* Start *

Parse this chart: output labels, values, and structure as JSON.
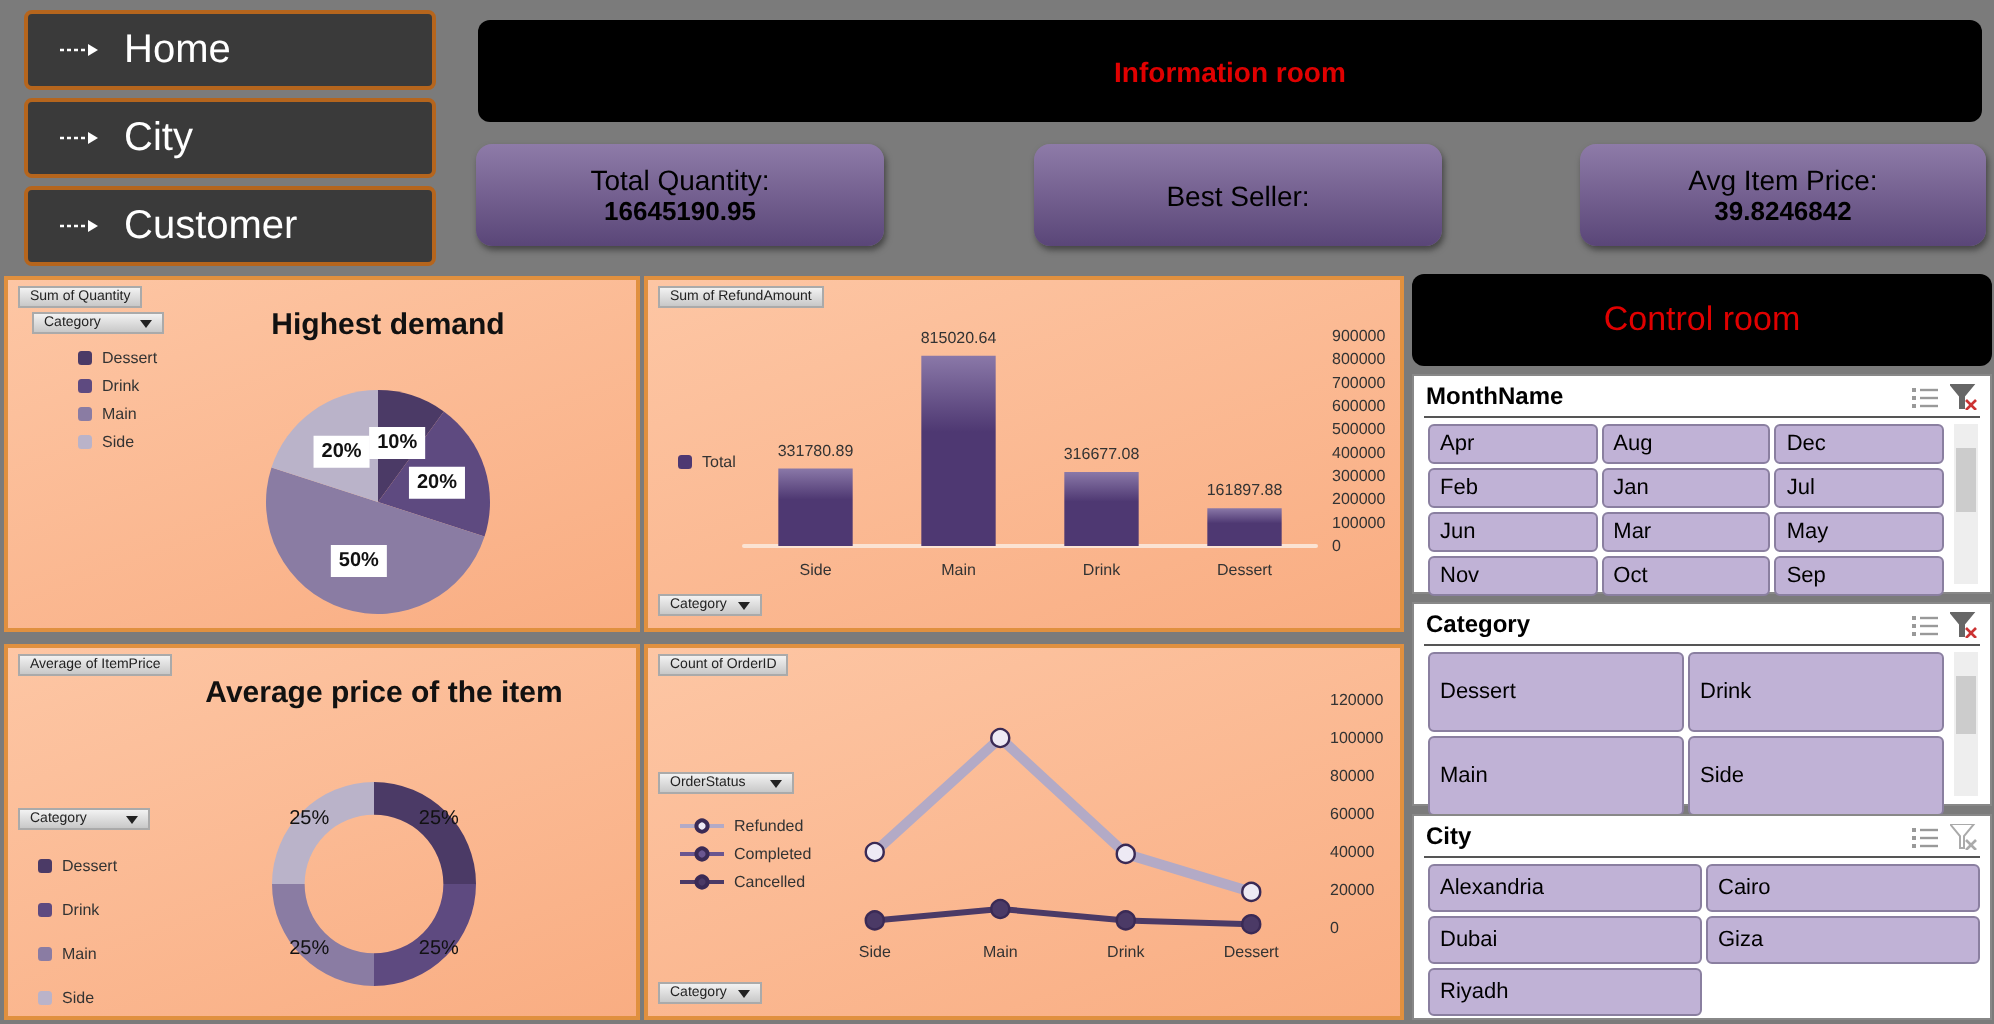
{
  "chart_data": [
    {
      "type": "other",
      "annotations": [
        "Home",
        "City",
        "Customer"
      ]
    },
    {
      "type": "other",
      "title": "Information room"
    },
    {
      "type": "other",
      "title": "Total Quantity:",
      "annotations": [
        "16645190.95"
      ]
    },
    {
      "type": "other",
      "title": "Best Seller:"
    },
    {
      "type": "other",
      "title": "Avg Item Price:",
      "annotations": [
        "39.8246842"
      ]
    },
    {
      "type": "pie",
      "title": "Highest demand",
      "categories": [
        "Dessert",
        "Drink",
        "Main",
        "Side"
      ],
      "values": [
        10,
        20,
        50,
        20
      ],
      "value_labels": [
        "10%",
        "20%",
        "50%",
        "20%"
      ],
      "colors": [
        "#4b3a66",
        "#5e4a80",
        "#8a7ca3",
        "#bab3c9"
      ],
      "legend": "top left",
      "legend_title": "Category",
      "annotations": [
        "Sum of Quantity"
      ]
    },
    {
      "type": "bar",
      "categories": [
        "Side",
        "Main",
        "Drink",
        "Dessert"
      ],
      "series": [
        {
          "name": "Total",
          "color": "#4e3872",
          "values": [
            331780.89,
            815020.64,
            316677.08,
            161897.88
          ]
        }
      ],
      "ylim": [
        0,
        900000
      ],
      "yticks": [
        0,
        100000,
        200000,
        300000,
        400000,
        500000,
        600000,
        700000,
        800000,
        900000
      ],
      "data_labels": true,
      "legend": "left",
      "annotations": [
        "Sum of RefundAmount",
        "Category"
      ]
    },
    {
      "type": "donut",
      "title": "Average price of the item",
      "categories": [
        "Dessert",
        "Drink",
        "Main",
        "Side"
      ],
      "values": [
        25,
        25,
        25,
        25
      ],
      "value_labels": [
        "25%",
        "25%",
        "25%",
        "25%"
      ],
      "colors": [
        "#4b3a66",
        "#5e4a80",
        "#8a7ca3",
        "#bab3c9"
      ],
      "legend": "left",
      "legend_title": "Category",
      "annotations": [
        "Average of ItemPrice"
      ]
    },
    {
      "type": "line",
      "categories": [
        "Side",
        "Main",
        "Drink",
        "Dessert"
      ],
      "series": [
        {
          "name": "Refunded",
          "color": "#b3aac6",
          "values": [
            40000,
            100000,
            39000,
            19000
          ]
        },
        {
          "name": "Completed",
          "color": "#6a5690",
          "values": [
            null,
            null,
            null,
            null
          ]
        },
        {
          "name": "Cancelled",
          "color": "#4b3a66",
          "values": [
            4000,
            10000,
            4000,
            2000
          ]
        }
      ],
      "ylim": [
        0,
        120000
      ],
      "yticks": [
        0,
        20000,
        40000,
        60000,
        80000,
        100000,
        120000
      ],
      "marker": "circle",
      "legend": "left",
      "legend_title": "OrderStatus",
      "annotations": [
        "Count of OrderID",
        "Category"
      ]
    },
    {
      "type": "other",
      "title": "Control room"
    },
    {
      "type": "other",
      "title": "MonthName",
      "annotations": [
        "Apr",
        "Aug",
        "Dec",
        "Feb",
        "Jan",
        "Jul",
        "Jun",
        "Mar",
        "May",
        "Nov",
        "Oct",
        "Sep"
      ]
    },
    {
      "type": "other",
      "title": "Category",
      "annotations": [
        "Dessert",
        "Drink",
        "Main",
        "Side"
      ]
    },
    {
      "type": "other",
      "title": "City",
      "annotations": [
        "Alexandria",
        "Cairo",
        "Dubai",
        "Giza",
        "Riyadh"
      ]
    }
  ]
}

* End *

§ EXERCISE TASK:
Go through the listing above and locate each line that holds the word "Quantity". Copy those lines.

§ TASK RESPONSE:
      "title": "Total Quantity:",
        "Sum of Quantity"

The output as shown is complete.